begin
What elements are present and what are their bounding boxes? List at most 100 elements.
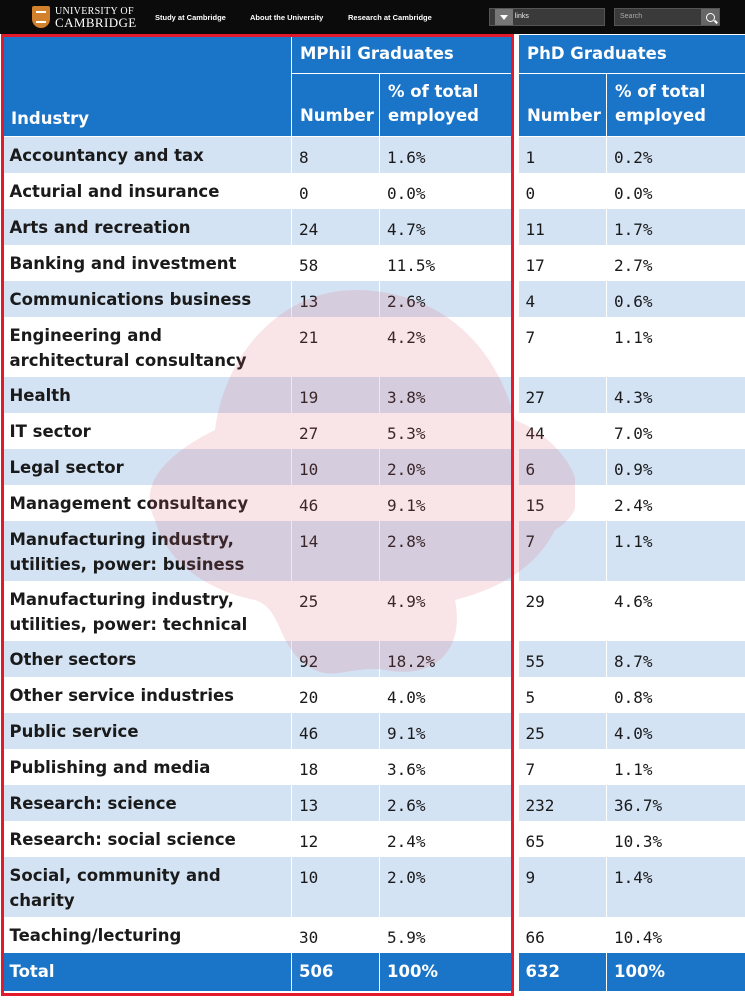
industry-cell: Publishing and media [2,748,292,785]
table-row: 6 0.9% [518,448,745,485]
logo-line-1: UNIVERSITY OF [55,6,134,17]
mphil-number-cell: 21 [291,316,380,377]
table-row: 29 4.6% [518,580,745,641]
mphil-number-cell: 20 [291,676,380,713]
nav-study[interactable]: Study at Cambridge [155,13,226,22]
nav-about[interactable]: About the University [250,13,324,22]
phd-pct-cell: 10.4% [606,916,745,953]
phd-pct-cell: 0.6% [606,280,745,317]
phd-total-pct: 100% [606,952,745,991]
phd-number-cell: 11 [518,208,607,245]
table-row: Other sectors 92 18.2% [2,640,514,677]
phd-number-cell: 232 [518,784,607,821]
mphil-number-cell: 12 [291,820,380,857]
phd-pct-cell: 0.8% [606,676,745,713]
phd-number-cell: 0 [518,172,607,209]
industry-cell: Health [2,376,292,413]
mphil-pct-cell: 2.4% [379,820,514,857]
phd-number-cell: 55 [518,640,607,677]
table-row: 9 1.4% [518,856,745,917]
table-row: Communications business 13 2.6% [2,280,514,317]
mphil-number-cell: 13 [291,280,380,317]
industry-cell: Legal sector [2,448,292,485]
table-row: Publishing and media 18 3.6% [2,748,514,785]
mphil-number-cell: 92 [291,640,380,677]
table-row: Manufacturing industry, utilities, power… [2,580,514,641]
phd-number-cell: 7 [518,520,607,581]
phd-pct-cell: 0.9% [606,448,745,485]
industry-cell: Research: science [2,784,292,821]
phd-number-cell: 5 [518,676,607,713]
table-row: Research: science 13 2.6% [2,784,514,821]
table-row: 5 0.8% [518,676,745,713]
phd-number-cell: 4 [518,280,607,317]
table-row: 7 1.1% [518,520,745,581]
phd-pct-cell: 7.0% [606,412,745,449]
table-row: Management consultancy 46 9.1% [2,484,514,521]
phd-pct-cell: 8.7% [606,640,745,677]
mphil-pct-cell: 4.9% [379,580,514,641]
table-row: 7 1.1% [518,748,745,785]
mphil-number-cell: 46 [291,712,380,749]
phd-pct-cell: 2.4% [606,484,745,521]
phd-number-cell: 15 [518,484,607,521]
mphil-number-cell: 30 [291,916,380,953]
mphil-pct-cell: 2.6% [379,280,514,317]
phd-pct-cell: 0.2% [606,136,745,173]
mphil-pct-cell: 2.0% [379,856,514,917]
table-row: Research: social science 12 2.4% [2,820,514,857]
industry-cell: Banking and investment [2,244,292,281]
mphil-number-cell: 10 [291,448,380,485]
table-row: Acturial and insurance 0 0.0% [2,172,514,209]
total-label: Total [2,952,292,991]
phd-number-header: Number [518,73,607,137]
industry-cell: Public service [2,712,292,749]
table-row: 11 1.7% [518,208,745,245]
university-logo[interactable]: UNIVERSITY OF CAMBRIDGE [32,5,137,29]
phd-number-cell: 9 [518,856,607,917]
industry-cell: IT sector [2,412,292,449]
phd-pct-cell: 4.0% [606,712,745,749]
industry-cell: Teaching/lecturing [2,916,292,953]
total-row: 632 100% [518,952,745,991]
table-row: Engineering and architectural consultanc… [2,316,514,377]
phd-total-number: 632 [518,952,607,991]
table-row: 55 8.7% [518,640,745,677]
industry-cell: Communications business [2,280,292,317]
search-button[interactable] [701,9,719,25]
phd-number-cell: 65 [518,820,607,857]
industry-header: Industry [2,34,292,137]
phd-pct-cell: 4.6% [606,580,745,641]
mphil-number-cell: 13 [291,784,380,821]
phd-table: PhD Graduates Number % of total employed… [518,34,745,991]
phd-number-cell: 6 [518,448,607,485]
table-row: 25 4.0% [518,712,745,749]
table-row: 1 0.2% [518,136,745,173]
table-row: 4 0.6% [518,280,745,317]
table-row: 7 1.1% [518,316,745,377]
graduate-employment-grid: Industry MPhil Graduates Number % of tot… [0,34,745,1000]
phd-pct-cell: 1.7% [606,208,745,245]
mphil-pct-cell: 3.8% [379,376,514,413]
mphil-number-header: Number [291,73,380,137]
mphil-number-cell: 10 [291,856,380,917]
mphil-pct-cell: 5.3% [379,412,514,449]
quick-links-select[interactable]: Quick links [489,8,605,26]
table-row: 65 10.3% [518,820,745,857]
table-row: Public service 46 9.1% [2,712,514,749]
table-row: 0 0.0% [518,172,745,209]
industry-cell: Management consultancy [2,484,292,521]
mphil-number-cell: 0 [291,172,380,209]
industry-cell: Social, community and charity [2,856,292,917]
industry-cell: Acturial and insurance [2,172,292,209]
search-placeholder: Search [620,13,643,20]
industry-cell: Manufacturing industry, utilities, power… [2,520,292,581]
mphil-pct-cell: 11.5% [379,244,514,281]
phd-pct-header: % of total employed [606,73,745,137]
phd-number-cell: 29 [518,580,607,641]
mphil-table-body: Accountancy and tax 8 1.6% Acturial and ins… [2,136,514,991]
nav-research[interactable]: Research at Cambridge [348,13,432,22]
search-input[interactable]: Search [614,8,720,26]
phd-pct-cell: 1.1% [606,748,745,785]
table-row: 17 2.7% [518,244,745,281]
end
Reproduce the material above line for line, with identical wording, and leave out any pictures.

What elements are present and what are their bounding boxes? List at most 100 elements.
industry-cell: Publishing and media [2,748,292,785]
table-row: 6 0.9% [518,448,745,485]
logo-line-1: UNIVERSITY OF [55,6,134,17]
mphil-number-cell: 21 [291,316,380,377]
table-row: 29 4.6% [518,580,745,641]
mphil-number-cell: 20 [291,676,380,713]
nav-study[interactable]: Study at Cambridge [155,13,226,22]
nav-about[interactable]: About the University [250,13,324,22]
phd-pct-cell: 10.4% [606,916,745,953]
phd-pct-cell: 0.6% [606,280,745,317]
phd-total-pct: 100% [606,952,745,991]
phd-number-cell: 11 [518,208,607,245]
table-row: Other sectors 92 18.2% [2,640,514,677]
phd-number-cell: 232 [518,784,607,821]
mphil-number-cell: 12 [291,820,380,857]
phd-pct-cell: 0.8% [606,676,745,713]
phd-number-cell: 0 [518,172,607,209]
industry-cell: Health [2,376,292,413]
mphil-pct-cell: 2.4% [379,820,514,857]
phd-number-cell: 55 [518,640,607,677]
table-row: 9 1.4% [518,856,745,917]
table-row: Communications business 13 2.6% [2,280,514,317]
mphil-number-cell: 13 [291,280,380,317]
industry-cell: Legal sector [2,448,292,485]
table-row: Publishing and media 18 3.6% [2,748,514,785]
mphil-number-cell: 92 [291,640,380,677]
table-row: Manufacturing industry, utilities, power… [2,580,514,641]
phd-number-cell: 7 [518,520,607,581]
phd-pct-cell: 0.9% [606,448,745,485]
industry-cell: Research: science [2,784,292,821]
phd-number-cell: 5 [518,676,607,713]
table-row: Research: science 13 2.6% [2,784,514,821]
table-row: 5 0.8% [518,676,745,713]
phd-number-cell: 4 [518,280,607,317]
table-row: 7 1.1% [518,520,745,581]
phd-pct-cell: 7.0% [606,412,745,449]
table-row: Management consultancy 46 9.1% [2,484,514,521]
phd-pct-cell: 8.7% [606,640,745,677]
mphil-pct-cell: 4.9% [379,580,514,641]
table-row: 7 1.1% [518,748,745,785]
mphil-number-cell: 46 [291,712,380,749]
phd-pct-cell: 2.4% [606,484,745,521]
phd-number-cell: 15 [518,484,607,521]
mphil-number-cell: 30 [291,916,380,953]
mphil-pct-cell: 2.6% [379,280,514,317]
phd-pct-cell: 0.2% [606,136,745,173]
mphil-pct-cell: 2.0% [379,856,514,917]
table-row: Research: social science 12 2.4% [2,820,514,857]
industry-cell: Banking and investment [2,244,292,281]
mphil-number-cell: 10 [291,448,380,485]
table-row: Acturial and insurance 0 0.0% [2,172,514,209]
total-label: Total [2,952,292,991]
phd-number-header: Number [518,73,607,137]
industry-cell: Public service [2,712,292,749]
table-row: 11 1.7% [518,208,745,245]
university-logo[interactable]: UNIVERSITY OF CAMBRIDGE [32,5,137,29]
phd-number-cell: 9 [518,856,607,917]
industry-cell: IT sector [2,412,292,449]
phd-pct-cell: 4.0% [606,712,745,749]
industry-cell: Teaching/lecturing [2,916,292,953]
total-row: 632 100% [518,952,745,991]
table-row: Engineering and architectural consultanc… [2,316,514,377]
phd-total-number: 632 [518,952,607,991]
table-row: 55 8.7% [518,640,745,677]
industry-cell: Communications business [2,280,292,317]
search-button[interactable] [701,9,719,25]
phd-number-cell: 65 [518,820,607,857]
industry-header: Industry [2,34,292,137]
phd-pct-cell: 4.6% [606,580,745,641]
mphil-number-cell: 13 [291,784,380,821]
phd-table: PhD Graduates Number % of total employed… [518,34,745,991]
phd-number-cell: 6 [518,448,607,485]
table-row: 25 4.0% [518,712,745,749]
table-row: 1 0.2% [518,136,745,173]
table-row: 4 0.6% [518,280,745,317]
table-row: 7 1.1% [518,316,745,377]
graduate-employment-grid: Industry MPhil Graduates Number % of tot… [0,34,745,1000]
phd-pct-cell: 1.7% [606,208,745,245]
mphil-pct-cell: 3.8% [379,376,514,413]
mphil-number-header: Number [291,73,380,137]
mphil-number-cell: 10 [291,856,380,917]
mphil-pct-cell: 5.3% [379,412,514,449]
quick-links-select[interactable]: Quick links [489,8,605,26]
table-row: 65 10.3% [518,820,745,857]
table-row: Public service 46 9.1% [2,712,514,749]
table-row: 0 0.0% [518,172,745,209]
industry-cell: Management consultancy [2,484,292,521]
mphil-number-cell: 0 [291,172,380,209]
industry-cell: Social, community and charity [2,856,292,917]
industry-cell: Acturial and insurance [2,172,292,209]
search-placeholder: Search [620,13,643,20]
industry-cell: Manufacturing industry, utilities, power… [2,520,292,581]
mphil-pct-cell: 11.5% [379,244,514,281]
phd-pct-header: % of total employed [606,73,745,137]
phd-number-cell: 29 [518,580,607,641]
mphil-table-body: Accountancy and tax 8 1.6% Acturial and ins… [2,136,514,991]
nav-research[interactable]: Research at Cambridge [348,13,432,22]
search-input[interactable]: Search [614,8,720,26]
phd-pct-cell: 1.1% [606,748,745,785]
table-row: 17 2.7% [518,244,745,281]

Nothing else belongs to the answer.